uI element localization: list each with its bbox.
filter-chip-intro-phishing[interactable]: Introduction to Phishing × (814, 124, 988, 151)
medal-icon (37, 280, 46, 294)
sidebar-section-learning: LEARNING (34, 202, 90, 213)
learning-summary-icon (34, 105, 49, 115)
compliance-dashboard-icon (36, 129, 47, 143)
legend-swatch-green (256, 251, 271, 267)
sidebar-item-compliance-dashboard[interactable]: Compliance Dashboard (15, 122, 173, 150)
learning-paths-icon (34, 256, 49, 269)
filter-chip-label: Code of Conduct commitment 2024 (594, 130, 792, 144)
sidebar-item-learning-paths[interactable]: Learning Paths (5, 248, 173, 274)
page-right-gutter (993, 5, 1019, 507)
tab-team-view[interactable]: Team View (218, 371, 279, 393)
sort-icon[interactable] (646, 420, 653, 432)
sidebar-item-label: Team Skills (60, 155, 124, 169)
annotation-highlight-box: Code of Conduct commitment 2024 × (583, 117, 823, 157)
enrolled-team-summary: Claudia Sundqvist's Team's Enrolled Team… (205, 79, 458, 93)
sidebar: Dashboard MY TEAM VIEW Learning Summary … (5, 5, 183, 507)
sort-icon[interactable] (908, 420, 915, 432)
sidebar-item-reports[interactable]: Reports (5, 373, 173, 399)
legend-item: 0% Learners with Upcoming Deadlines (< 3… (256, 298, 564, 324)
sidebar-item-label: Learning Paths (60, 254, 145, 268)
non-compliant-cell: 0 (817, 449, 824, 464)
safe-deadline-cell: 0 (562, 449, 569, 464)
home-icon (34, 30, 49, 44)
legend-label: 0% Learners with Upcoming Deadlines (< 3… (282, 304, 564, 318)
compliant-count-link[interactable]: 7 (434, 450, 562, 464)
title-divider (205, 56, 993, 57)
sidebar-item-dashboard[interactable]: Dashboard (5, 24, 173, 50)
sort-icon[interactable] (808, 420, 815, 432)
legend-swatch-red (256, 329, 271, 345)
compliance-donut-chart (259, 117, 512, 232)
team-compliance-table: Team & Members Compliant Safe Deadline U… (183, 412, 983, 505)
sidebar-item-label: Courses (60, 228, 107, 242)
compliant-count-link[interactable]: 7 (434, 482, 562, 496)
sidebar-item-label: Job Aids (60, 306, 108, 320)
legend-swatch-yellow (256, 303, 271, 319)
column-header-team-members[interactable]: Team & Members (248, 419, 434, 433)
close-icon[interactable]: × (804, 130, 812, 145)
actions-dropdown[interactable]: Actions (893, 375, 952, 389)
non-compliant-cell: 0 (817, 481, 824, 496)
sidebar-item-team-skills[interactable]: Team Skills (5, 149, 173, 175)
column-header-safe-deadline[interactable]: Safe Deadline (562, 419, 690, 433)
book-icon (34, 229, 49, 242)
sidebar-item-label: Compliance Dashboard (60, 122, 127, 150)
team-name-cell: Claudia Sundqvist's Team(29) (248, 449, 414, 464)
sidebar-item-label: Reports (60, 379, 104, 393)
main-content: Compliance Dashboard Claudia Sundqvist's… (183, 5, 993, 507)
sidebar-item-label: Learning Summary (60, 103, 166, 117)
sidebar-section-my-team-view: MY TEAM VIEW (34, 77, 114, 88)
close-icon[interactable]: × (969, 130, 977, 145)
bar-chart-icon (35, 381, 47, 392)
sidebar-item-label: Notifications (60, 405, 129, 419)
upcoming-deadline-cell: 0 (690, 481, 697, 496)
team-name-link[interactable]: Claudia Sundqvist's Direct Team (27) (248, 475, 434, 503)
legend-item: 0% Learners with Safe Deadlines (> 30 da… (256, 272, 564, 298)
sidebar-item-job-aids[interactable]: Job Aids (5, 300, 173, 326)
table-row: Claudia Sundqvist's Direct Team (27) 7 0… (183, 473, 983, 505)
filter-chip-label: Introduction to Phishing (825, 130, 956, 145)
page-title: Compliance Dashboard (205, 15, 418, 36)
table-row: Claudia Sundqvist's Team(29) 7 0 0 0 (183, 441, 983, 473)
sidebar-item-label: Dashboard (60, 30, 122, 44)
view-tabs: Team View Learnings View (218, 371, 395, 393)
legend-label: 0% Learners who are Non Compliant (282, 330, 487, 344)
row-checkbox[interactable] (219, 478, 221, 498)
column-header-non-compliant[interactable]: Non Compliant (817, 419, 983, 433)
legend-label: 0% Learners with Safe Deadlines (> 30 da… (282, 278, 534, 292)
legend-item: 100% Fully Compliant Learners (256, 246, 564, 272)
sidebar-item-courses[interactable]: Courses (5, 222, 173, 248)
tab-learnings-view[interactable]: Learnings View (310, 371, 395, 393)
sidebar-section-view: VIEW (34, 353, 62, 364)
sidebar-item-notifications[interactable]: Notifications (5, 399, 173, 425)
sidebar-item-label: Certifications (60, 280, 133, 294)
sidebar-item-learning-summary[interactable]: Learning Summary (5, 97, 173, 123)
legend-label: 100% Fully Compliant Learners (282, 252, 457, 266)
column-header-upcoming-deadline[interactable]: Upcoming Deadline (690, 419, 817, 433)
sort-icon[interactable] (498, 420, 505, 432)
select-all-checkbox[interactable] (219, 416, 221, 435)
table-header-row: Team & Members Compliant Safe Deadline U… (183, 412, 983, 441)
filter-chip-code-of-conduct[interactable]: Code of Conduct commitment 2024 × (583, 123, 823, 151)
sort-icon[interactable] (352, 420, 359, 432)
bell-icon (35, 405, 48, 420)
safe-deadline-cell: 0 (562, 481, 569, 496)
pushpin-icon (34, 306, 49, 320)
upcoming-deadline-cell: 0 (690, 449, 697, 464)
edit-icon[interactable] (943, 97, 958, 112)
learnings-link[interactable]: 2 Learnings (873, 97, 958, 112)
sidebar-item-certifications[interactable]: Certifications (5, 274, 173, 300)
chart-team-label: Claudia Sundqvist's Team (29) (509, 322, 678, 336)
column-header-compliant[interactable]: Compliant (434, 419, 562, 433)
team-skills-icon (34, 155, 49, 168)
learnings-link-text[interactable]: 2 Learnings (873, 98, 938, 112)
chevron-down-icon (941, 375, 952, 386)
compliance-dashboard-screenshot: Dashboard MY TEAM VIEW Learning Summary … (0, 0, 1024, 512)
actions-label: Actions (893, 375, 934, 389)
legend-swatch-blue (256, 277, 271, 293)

**The exercise:**
Convert the records, starting at the beginning and ending at the line that contains "sort-icon[interactable] (646, 420, 653, 432)", into a Markdown table with the columns Row and Line, leaving out any blank lines.

**Solution to this task:**
| Row | Line |
|---|---|
| 1 | uI element localization: list each with its bbox. |
| 2 | filter-chip-intro-phishing[interactable]: Introduction to Phishing × (814, 124, 988, 151) |
| 3 | medal-icon (37, 280, 46, 294) |
| 4 | sidebar-section-learning: LEARNING (34, 202, 90, 213) |
| 5 | learning-summary-icon (34, 105, 49, 115) |
| 6 | compliance-dashboard-icon (36, 129, 47, 143) |
| 7 | legend-swatch-green (256, 251, 271, 267) |
| 8 | sidebar-item-compliance-dashboard[interactable]: Compliance Dashboard (15, 122, 173, 150) |
| 9 | learning-paths-icon (34, 256, 49, 269) |
| 10 | filter-chip-label: Code of Conduct commitment 2024 (594, 130, 792, 144) |
| 11 | sidebar-item-learning-paths[interactable]: Learning Paths (5, 248, 173, 274) |
| 12 | page-right-gutter (993, 5, 1019, 507) |
| 13 | tab-team-view[interactable]: Team View (218, 371, 279, 393) |
| 14 | sort-icon[interactable] (646, 420, 653, 432) |